# [STATED TASK]
Repeat every line of the listing below exactly, minus the pictures.
— START MATERIAL TO PROCESS —
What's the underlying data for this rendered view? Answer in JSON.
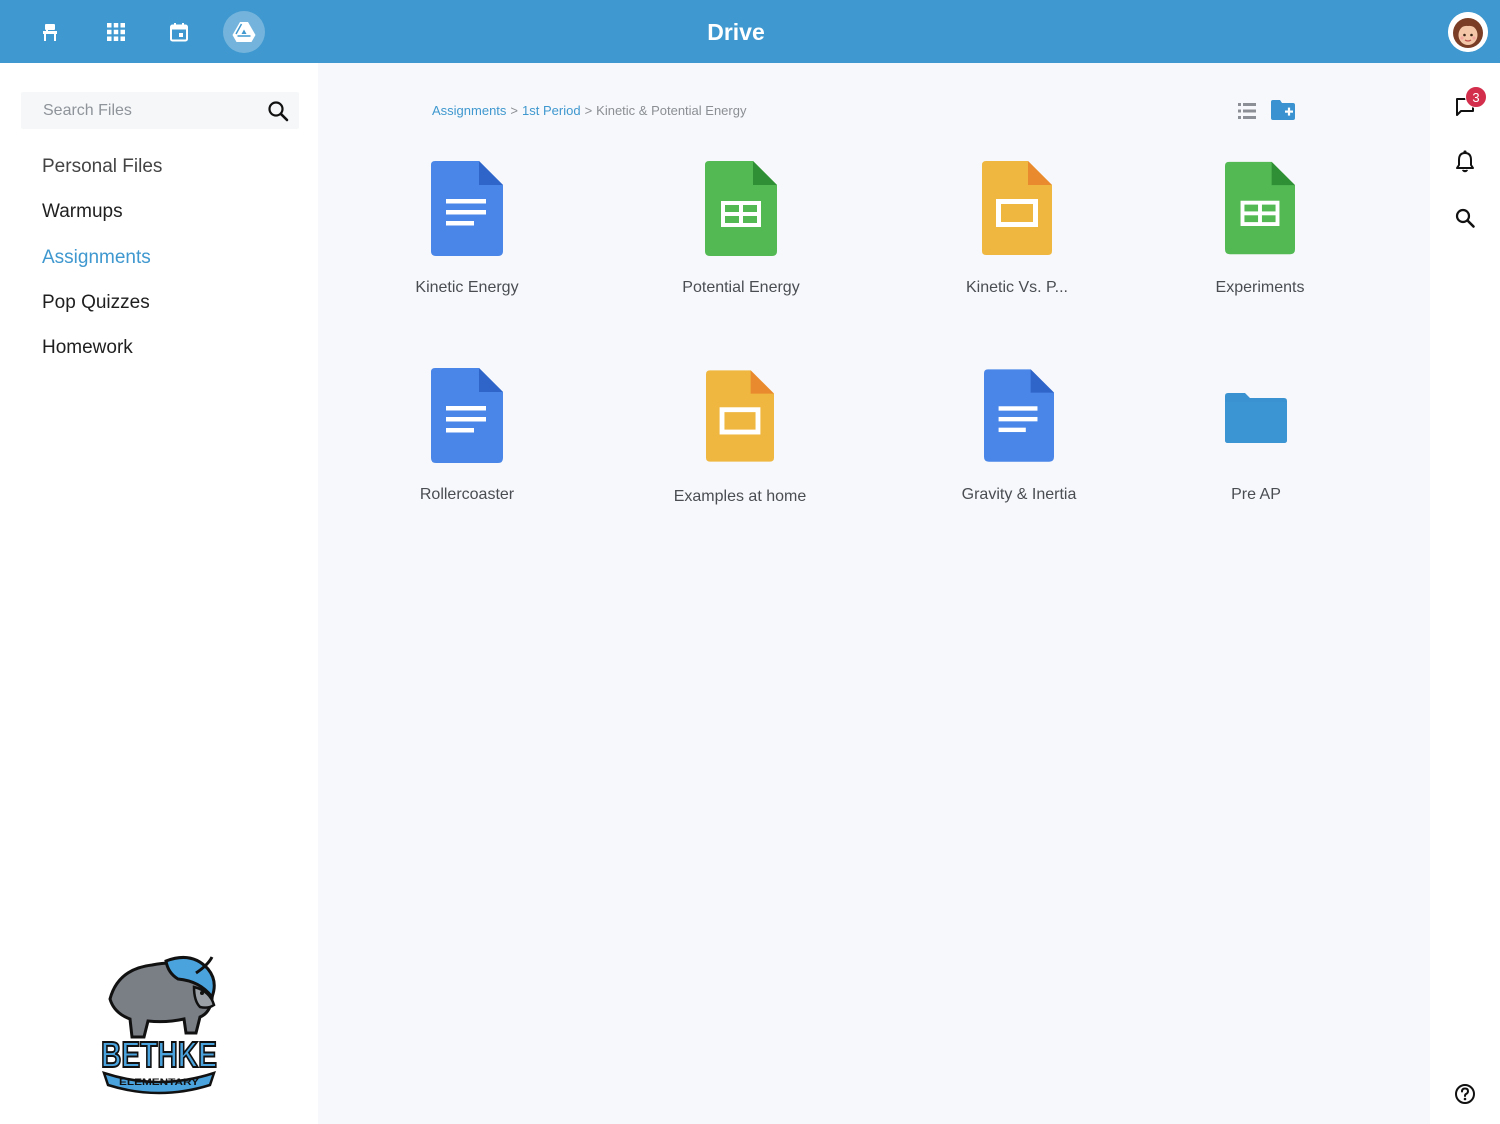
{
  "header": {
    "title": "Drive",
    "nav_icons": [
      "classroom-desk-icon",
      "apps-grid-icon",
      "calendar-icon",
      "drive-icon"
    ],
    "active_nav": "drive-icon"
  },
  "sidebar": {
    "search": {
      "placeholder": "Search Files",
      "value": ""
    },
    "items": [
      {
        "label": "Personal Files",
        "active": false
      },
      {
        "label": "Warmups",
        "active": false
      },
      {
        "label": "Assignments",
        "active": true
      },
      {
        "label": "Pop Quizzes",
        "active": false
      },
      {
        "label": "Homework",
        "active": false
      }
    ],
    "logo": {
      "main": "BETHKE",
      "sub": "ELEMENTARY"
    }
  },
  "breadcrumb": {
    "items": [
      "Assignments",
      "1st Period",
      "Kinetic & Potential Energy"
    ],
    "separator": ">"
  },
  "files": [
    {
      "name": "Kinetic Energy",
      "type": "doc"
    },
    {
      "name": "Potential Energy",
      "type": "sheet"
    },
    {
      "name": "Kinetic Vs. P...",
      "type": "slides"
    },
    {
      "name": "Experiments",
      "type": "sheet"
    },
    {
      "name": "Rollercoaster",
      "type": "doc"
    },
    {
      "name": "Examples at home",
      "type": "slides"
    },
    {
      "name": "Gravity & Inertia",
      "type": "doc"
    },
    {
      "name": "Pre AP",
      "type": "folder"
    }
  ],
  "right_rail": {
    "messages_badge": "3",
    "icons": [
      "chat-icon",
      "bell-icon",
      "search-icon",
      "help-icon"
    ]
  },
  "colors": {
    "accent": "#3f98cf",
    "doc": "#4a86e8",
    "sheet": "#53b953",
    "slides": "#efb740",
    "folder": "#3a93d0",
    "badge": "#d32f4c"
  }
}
— END MATERIAL TO PROCESS —
# [RESPONSE BELOW]
What's the underlying data for this rendered view? Answer in JSON.
{
  "header": {
    "title": "Drive",
    "nav_icons": [
      "classroom-desk-icon",
      "apps-grid-icon",
      "calendar-icon",
      "drive-icon"
    ],
    "active_nav": "drive-icon"
  },
  "sidebar": {
    "search": {
      "placeholder": "Search Files",
      "value": ""
    },
    "items": [
      {
        "label": "Personal Files",
        "active": false
      },
      {
        "label": "Warmups",
        "active": false
      },
      {
        "label": "Assignments",
        "active": true
      },
      {
        "label": "Pop Quizzes",
        "active": false
      },
      {
        "label": "Homework",
        "active": false
      }
    ],
    "logo": {
      "main": "BETHKE",
      "sub": "ELEMENTARY"
    }
  },
  "breadcrumb": {
    "items": [
      "Assignments",
      "1st Period",
      "Kinetic & Potential Energy"
    ],
    "separator": ">"
  },
  "files": [
    {
      "name": "Kinetic Energy",
      "type": "doc"
    },
    {
      "name": "Potential Energy",
      "type": "sheet"
    },
    {
      "name": "Kinetic Vs. P...",
      "type": "slides"
    },
    {
      "name": "Experiments",
      "type": "sheet"
    },
    {
      "name": "Rollercoaster",
      "type": "doc"
    },
    {
      "name": "Examples at home",
      "type": "slides"
    },
    {
      "name": "Gravity & Inertia",
      "type": "doc"
    },
    {
      "name": "Pre AP",
      "type": "folder"
    }
  ],
  "right_rail": {
    "messages_badge": "3",
    "icons": [
      "chat-icon",
      "bell-icon",
      "search-icon",
      "help-icon"
    ]
  },
  "colors": {
    "accent": "#3f98cf",
    "doc": "#4a86e8",
    "sheet": "#53b953",
    "slides": "#efb740",
    "folder": "#3a93d0",
    "badge": "#d32f4c"
  }
}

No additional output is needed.